• **EXERCISE INPUTS**
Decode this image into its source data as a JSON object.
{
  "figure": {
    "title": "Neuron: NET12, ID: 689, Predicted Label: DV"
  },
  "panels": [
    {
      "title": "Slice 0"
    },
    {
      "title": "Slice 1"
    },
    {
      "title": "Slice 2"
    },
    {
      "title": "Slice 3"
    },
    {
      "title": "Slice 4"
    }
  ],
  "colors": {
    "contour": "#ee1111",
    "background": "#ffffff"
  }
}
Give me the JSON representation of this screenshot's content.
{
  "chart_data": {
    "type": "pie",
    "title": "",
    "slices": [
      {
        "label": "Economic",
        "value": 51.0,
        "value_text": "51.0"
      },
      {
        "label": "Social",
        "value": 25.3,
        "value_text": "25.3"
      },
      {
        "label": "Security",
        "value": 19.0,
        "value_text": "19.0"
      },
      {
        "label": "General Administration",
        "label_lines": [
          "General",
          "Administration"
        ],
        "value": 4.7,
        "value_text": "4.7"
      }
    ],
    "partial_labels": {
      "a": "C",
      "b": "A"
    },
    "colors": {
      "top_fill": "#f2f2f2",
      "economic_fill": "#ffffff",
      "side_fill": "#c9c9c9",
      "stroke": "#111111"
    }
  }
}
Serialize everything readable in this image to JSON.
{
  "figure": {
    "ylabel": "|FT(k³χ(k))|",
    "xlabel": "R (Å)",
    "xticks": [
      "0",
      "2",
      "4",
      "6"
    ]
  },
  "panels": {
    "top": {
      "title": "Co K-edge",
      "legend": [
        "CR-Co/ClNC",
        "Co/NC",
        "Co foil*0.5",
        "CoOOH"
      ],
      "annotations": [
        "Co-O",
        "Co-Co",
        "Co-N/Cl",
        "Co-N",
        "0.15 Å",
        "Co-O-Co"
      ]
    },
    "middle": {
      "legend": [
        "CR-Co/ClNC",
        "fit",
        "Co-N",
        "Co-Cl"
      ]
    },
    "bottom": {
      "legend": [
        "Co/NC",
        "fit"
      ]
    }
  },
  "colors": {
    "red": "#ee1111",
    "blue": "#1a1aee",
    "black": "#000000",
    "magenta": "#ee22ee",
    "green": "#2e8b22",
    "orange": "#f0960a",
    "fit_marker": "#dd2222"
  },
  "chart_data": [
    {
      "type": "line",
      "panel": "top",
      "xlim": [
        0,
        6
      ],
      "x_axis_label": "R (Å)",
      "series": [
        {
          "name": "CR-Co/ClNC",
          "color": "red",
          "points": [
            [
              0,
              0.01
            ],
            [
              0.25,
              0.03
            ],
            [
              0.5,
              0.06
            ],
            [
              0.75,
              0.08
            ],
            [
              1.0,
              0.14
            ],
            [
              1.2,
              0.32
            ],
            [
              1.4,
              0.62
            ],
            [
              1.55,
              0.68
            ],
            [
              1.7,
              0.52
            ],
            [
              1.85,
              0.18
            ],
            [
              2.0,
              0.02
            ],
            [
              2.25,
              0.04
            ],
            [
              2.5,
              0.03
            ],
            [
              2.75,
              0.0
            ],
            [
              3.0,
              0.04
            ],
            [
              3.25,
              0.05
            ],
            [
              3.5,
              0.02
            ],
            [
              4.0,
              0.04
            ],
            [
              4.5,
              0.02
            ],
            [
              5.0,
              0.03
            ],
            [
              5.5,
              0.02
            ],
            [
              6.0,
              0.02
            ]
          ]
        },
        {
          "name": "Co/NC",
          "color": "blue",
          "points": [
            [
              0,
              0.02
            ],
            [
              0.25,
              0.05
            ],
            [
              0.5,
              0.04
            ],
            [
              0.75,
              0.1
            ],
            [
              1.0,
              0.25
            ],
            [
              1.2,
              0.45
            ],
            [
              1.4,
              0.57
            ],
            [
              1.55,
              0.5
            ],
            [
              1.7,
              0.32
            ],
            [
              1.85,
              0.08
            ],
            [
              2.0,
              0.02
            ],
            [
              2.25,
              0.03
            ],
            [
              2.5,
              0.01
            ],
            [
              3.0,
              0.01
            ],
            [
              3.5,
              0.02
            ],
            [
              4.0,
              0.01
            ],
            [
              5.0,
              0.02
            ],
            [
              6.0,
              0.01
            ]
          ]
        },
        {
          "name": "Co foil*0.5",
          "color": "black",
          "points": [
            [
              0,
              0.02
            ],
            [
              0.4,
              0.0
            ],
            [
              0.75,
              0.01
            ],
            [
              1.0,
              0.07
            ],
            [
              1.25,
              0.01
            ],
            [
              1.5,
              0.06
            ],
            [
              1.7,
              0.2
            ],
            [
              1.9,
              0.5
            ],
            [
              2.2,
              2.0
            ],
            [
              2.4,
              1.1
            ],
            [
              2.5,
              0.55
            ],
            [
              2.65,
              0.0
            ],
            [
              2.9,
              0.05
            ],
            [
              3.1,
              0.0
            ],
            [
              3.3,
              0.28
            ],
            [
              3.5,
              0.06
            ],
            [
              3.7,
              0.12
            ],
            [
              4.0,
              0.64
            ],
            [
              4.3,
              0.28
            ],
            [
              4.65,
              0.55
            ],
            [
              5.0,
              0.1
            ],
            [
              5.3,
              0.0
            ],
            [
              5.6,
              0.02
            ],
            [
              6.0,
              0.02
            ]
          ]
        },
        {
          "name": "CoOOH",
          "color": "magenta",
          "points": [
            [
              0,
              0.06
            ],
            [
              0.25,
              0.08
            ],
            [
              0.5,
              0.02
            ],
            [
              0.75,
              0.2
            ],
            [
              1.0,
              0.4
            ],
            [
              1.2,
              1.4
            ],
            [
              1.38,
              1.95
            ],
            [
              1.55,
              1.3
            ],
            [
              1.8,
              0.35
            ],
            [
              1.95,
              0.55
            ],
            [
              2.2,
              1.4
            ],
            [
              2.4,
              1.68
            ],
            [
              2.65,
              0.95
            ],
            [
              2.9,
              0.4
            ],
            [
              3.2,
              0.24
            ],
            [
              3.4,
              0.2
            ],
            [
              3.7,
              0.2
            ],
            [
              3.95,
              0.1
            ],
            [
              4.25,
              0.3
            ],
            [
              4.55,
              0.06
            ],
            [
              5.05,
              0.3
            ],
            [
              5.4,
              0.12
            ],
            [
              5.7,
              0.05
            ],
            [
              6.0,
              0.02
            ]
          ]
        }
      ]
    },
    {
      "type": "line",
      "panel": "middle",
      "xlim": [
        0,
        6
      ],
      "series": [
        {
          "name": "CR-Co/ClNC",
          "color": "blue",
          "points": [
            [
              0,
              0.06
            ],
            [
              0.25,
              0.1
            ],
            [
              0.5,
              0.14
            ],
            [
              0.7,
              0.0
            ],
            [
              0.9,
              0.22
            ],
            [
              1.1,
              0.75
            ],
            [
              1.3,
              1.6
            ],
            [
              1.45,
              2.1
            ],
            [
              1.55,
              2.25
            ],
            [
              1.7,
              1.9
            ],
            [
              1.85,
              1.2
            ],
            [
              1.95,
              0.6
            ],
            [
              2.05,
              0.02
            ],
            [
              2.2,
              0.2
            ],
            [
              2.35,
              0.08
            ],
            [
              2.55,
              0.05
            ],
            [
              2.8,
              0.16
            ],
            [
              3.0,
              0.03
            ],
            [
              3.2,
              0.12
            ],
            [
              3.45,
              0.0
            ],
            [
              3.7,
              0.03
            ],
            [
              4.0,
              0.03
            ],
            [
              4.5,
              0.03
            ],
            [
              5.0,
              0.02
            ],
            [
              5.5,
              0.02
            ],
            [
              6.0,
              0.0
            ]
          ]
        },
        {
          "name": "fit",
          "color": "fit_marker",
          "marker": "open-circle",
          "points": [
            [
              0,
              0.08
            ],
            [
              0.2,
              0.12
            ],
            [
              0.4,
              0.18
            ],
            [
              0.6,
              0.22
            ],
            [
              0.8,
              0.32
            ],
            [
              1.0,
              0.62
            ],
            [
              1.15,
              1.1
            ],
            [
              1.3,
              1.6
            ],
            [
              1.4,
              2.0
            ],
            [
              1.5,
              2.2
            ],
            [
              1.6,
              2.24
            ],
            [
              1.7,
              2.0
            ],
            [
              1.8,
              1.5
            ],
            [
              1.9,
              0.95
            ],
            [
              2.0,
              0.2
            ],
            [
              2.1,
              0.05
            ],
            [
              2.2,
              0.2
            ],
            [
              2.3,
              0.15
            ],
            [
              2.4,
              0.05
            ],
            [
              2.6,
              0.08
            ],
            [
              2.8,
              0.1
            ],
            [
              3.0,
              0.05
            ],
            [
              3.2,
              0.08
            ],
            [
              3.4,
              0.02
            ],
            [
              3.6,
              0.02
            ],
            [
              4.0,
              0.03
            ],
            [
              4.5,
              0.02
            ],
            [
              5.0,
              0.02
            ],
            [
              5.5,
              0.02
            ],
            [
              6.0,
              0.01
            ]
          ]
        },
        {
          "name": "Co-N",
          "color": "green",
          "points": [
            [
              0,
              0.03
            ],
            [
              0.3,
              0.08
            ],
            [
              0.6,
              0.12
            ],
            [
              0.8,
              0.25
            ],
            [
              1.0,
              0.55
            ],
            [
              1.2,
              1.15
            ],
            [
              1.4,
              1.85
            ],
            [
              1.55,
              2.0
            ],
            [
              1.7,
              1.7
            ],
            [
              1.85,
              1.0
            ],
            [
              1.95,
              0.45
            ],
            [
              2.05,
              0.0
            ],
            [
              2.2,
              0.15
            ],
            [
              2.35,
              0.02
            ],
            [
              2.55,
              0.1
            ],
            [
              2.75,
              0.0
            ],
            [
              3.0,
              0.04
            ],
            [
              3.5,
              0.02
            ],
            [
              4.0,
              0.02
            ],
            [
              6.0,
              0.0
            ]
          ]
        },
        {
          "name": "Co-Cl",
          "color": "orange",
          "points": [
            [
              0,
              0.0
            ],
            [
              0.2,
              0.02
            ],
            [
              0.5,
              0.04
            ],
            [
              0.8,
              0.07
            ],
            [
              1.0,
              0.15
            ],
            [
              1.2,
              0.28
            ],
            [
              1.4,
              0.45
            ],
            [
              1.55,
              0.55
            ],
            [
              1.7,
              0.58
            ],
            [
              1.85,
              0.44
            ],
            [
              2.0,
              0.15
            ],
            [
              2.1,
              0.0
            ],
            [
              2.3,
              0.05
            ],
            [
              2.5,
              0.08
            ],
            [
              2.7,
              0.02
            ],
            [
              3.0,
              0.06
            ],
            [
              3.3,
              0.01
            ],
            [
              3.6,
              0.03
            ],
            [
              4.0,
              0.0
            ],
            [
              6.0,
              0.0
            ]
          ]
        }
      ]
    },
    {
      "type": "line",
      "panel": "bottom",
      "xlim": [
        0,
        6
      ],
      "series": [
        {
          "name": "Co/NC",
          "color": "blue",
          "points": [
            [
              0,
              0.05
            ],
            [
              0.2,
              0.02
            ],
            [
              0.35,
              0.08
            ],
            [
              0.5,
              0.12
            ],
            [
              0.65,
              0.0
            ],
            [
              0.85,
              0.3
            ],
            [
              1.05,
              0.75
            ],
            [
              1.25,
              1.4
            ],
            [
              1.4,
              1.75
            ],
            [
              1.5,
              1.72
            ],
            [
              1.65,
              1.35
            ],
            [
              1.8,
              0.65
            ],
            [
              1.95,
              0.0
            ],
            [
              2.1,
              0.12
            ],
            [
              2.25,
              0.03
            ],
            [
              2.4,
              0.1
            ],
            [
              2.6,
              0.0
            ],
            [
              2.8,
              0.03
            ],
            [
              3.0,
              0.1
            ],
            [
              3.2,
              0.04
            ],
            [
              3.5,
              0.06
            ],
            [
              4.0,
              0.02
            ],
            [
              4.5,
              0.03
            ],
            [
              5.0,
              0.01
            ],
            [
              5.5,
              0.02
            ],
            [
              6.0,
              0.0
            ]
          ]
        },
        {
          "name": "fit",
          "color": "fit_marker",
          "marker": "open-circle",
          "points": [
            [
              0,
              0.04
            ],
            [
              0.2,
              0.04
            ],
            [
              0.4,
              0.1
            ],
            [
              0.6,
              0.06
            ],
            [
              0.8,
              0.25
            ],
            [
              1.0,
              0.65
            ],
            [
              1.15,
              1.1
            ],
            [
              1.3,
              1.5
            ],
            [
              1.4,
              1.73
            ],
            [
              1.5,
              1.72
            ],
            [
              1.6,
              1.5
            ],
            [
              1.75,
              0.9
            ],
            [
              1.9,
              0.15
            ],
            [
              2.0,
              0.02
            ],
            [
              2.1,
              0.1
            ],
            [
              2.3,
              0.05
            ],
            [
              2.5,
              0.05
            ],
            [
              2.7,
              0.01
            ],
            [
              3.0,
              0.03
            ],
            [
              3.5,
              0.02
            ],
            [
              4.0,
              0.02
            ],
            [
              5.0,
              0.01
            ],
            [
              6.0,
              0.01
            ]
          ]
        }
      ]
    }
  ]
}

• **PROBLEM DESCRIPTION**
Going through the entries above, tally each line that has the word "name". Answer with the number only.

• **RESULT BELOW**
10